*Exercise prompt*:
Print all records exactly, leaving nothing out.

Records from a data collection
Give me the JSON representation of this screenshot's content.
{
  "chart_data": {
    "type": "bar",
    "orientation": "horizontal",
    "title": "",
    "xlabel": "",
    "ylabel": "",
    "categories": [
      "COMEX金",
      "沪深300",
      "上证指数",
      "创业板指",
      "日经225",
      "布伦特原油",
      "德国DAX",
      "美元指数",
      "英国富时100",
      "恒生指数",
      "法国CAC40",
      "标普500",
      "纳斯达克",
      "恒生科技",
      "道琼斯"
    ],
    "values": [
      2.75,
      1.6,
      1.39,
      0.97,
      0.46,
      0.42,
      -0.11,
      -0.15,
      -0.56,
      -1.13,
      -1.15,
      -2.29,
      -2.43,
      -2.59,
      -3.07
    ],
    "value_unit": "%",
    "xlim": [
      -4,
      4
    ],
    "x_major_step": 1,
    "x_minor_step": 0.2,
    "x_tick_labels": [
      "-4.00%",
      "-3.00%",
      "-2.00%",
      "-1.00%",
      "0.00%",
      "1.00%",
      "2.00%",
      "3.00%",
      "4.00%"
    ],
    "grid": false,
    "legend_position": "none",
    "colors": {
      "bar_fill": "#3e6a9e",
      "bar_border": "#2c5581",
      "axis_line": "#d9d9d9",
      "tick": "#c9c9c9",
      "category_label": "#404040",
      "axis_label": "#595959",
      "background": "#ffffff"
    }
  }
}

*Reply to the exercise*:
Give me the JSON representation of this screenshot's content.
{
  "chart_data": {
    "type": "bar",
    "orientation": "horizontal",
    "title": "",
    "xlabel": "",
    "ylabel": "",
    "categories": [
      "COMEX金",
      "沪深300",
      "上证指数",
      "创业板指",
      "日经225",
      "布伦特原油",
      "德国DAX",
      "美元指数",
      "英国富时100",
      "恒生指数",
      "法国CAC40",
      "标普500",
      "纳斯达克",
      "恒生科技",
      "道琼斯"
    ],
    "values": [
      2.75,
      1.6,
      1.39,
      0.97,
      0.46,
      0.42,
      -0.11,
      -0.15,
      -0.56,
      -1.13,
      -1.15,
      -2.29,
      -2.43,
      -2.59,
      -3.07
    ],
    "value_unit": "%",
    "xlim": [
      -4,
      4
    ],
    "x_major_step": 1,
    "x_minor_step": 0.2,
    "x_tick_labels": [
      "-4.00%",
      "-3.00%",
      "-2.00%",
      "-1.00%",
      "0.00%",
      "1.00%",
      "2.00%",
      "3.00%",
      "4.00%"
    ],
    "grid": false,
    "legend_position": "none",
    "colors": {
      "bar_fill": "#3e6a9e",
      "bar_border": "#2c5581",
      "axis_line": "#d9d9d9",
      "tick": "#c9c9c9",
      "category_label": "#404040",
      "axis_label": "#595959",
      "background": "#ffffff"
    }
  }
}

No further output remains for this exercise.